● GOAL
Look through the lines of the material and count those containing "What". Give that count alone.

[Begin ENTRIES SUPPLIED]

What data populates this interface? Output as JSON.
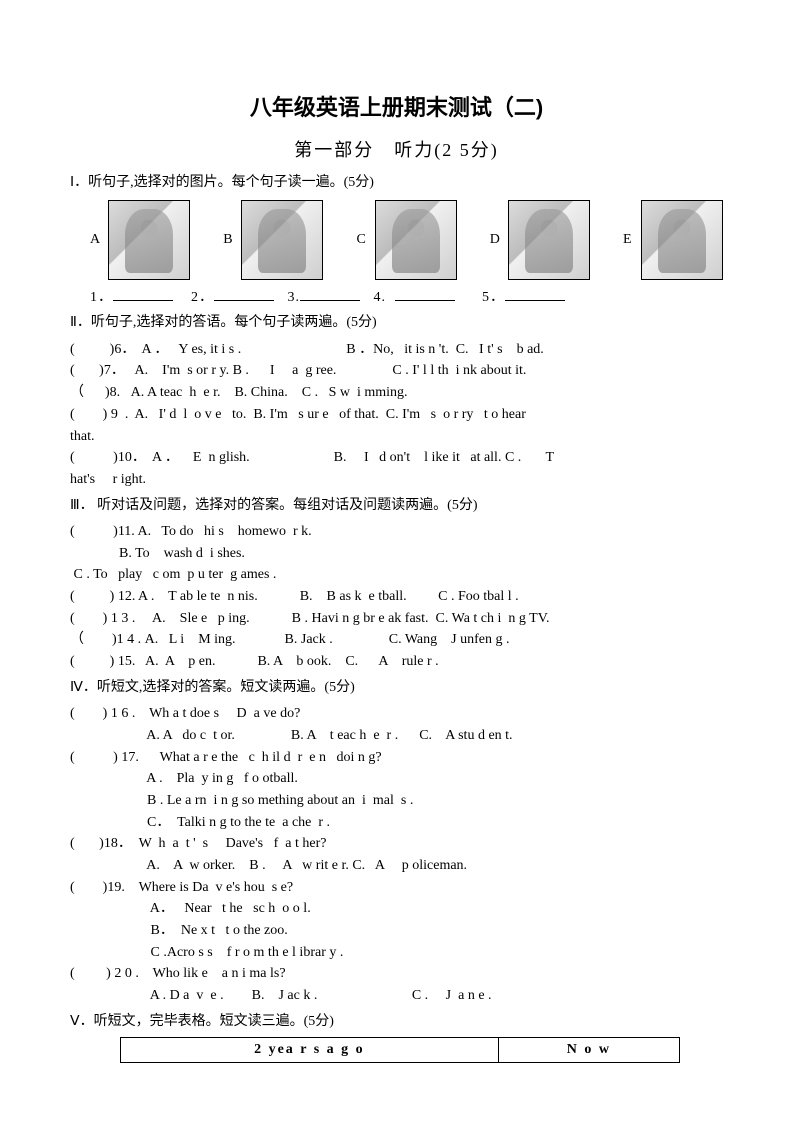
{
  "title": "八年级英语上册期末测试（二)",
  "subtitle": "第一部分　听力(2 5分)",
  "sec1": {
    "heading": "Ⅰ．听句子,选择对的图片。每个句子读一遍。(5分)",
    "labels": [
      "A",
      "B",
      "C",
      "D",
      "E"
    ],
    "blanks_line": "1．                      2．                 3.                 4.                             5．"
  },
  "sec2": {
    "heading": "Ⅱ．听句子,选择对的答语。每个句子读两遍。(5分)",
    "q6": "(          )6．  A ．   Y es, it i s .                              B ．No,   it is n 't.  ﻿C.   I t' s    b ad.",
    "q7": "(       )7．   A.    I'm  s or r y. ﻿B .      I     a  g ree. ﻿               C . I' l l th  i nk about it.",
    "q8": "（      )8.   A. A teac  h  e r.    ﻿B. China.   ﻿ C .   S w  i mming.",
    "q9": "(        ) 9  .  A.   I' d  l  o v e   to.  ﻿B. I'm   s ur e   of that.  ﻿C. I'm   s  o r ry   t o hear",
    "q9b": "that.",
    "q10": "(           )10．  A ．    E  n glish. ﻿                       B.     I   d on't    l ike it   at all.﻿ C .       T",
    "q10b": "hat's     r ight."
  },
  "sec3": {
    "heading": "Ⅲ．  听对话及问题，选择对的答案。每组对话及问题读两遍。(5分)",
    "q11a": "(           )11. A.   To do   hi s    homewo  r k.",
    "q11b": "              B. To    wash d  i shes.",
    "q11c": " ﻿C . To   play   c om  p u ter  g ames .",
    "q12": "(          ) 12. A .    T ab le te  n nis.            B.    B as k  e tball.       ﻿  C . Foo tbal l .",
    "q13": "(        ) 1 3 .     A.    Sle e   p ing.            B . Havi n g br e ak fast.﻿  C. Wa t ch i  n g TV.",
    "q14": "（        )1 4 . A.   L i    M ing. ﻿             B. Jack .   ﻿             C. Wang    J unfen g .",
    "q15": "(          ) 15.   A.  A    p en.   ﻿         B. A    b ook. ﻿   C.      A    rule r ."
  },
  "sec4": {
    "heading": "Ⅳ．听短文,选择对的答案。短文读两遍。(5分)",
    "q16": "(        ) 1 6 .    Wh a t doe s     D  a ve do?",
    "q16o": "                      A. A   do c  t or.         ﻿       B. A    t eac h  e  r .      ﻿C.    A stu d en t.",
    "q17": "(           ) 17.      What a r e the   c  h il d  r  e n   doi n g?",
    "q17a": "                      A .    Pla  y in g   f o otball.",
    "q17b": "                      B . Le a rn  i n g so mething about an  i  mal  s .",
    "q17c": "                      C．  Talki n g to the te  a che  r .",
    "q18": "(       )18．  W  h  a  t '  s     Dave's   f  a t her?",
    "q18o": "                      A.    A  w orker.   ﻿ B .     A   w rit e r. ﻿﻿C.   A     p oliceman.",
    "q19": "(        )19.    Where is Da  v e's hou  s e?",
    "q19a": "                       A．   Near   t he   sc h  o o l.",
    "q19b": "                       B．  Ne x t   t o the zoo.",
    "q19c": "                       C .Acro s s    f r o m th e l ibrar y .",
    "q20": "(         ) 2 0 .    Who lik e    a n i ma ls?",
    "q20o": "                       A . D a  v  e . ﻿       B.    J ac k .                          ﻿ C .     J  a n e ."
  },
  "sec5": {
    "heading": "Ⅴ．听短文，完毕表格。短文读三遍。(5分)",
    "th1": "2 yea r s   a  g o",
    "th2": "N o w"
  }
}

[End ENTRIES SUPPLIED]

● SOLUTION
2